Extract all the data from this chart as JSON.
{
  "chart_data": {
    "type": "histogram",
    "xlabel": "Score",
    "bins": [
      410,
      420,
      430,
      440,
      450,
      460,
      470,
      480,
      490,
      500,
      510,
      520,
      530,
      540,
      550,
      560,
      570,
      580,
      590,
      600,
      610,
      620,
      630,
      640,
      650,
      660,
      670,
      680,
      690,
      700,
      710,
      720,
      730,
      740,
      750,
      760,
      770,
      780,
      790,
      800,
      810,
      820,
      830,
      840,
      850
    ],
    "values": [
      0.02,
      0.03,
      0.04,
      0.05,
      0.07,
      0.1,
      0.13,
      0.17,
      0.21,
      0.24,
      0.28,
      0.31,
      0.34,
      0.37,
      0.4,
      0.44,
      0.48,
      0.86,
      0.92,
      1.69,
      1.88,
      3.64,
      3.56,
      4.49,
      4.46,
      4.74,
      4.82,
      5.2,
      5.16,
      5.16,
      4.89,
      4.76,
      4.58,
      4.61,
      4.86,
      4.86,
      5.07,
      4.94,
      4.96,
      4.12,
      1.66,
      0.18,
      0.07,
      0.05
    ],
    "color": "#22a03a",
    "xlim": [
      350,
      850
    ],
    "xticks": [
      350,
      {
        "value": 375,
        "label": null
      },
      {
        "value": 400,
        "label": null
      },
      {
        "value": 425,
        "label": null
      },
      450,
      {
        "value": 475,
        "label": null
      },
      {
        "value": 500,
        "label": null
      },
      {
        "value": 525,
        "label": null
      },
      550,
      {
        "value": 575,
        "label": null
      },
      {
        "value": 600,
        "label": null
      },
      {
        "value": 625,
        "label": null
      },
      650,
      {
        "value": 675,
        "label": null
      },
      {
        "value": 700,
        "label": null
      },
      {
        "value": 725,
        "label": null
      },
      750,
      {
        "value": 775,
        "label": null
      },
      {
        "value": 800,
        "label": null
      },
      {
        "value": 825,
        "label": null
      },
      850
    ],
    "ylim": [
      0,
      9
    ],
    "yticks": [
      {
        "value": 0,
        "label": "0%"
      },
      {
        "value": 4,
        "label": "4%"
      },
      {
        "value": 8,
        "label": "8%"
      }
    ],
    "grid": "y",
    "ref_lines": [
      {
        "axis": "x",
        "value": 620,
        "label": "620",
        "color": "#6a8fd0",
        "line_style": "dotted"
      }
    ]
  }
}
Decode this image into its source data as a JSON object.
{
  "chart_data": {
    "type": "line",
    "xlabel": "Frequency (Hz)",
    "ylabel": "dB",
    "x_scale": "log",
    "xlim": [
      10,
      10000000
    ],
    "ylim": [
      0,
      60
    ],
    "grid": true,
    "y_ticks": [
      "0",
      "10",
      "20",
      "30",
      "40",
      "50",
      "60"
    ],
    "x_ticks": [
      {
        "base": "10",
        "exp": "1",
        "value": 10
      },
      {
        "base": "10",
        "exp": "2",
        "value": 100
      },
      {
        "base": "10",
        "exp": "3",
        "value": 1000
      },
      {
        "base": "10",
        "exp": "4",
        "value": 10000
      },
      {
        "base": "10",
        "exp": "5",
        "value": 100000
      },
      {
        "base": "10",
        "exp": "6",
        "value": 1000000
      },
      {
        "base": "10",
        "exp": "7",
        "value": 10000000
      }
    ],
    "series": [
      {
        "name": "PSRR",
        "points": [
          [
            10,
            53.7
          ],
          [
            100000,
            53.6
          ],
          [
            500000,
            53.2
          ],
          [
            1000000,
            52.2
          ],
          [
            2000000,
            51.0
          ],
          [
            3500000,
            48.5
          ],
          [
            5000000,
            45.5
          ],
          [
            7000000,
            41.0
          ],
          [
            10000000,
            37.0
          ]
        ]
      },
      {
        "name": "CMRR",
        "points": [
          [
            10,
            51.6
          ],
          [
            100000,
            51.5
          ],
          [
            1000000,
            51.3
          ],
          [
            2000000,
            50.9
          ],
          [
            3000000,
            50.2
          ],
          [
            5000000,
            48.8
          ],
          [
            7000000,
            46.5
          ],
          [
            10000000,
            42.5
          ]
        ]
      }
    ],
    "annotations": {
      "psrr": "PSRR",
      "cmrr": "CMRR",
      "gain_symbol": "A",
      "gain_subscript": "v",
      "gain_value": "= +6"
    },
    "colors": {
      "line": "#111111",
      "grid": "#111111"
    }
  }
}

WHAT IS EXPECTED.
Pull every line containing the word "this" out of the material.

RESULT OF THE EXERCISE.
Extract all the data from this chart as JSON.
Decode this image into its source data as a JSON object.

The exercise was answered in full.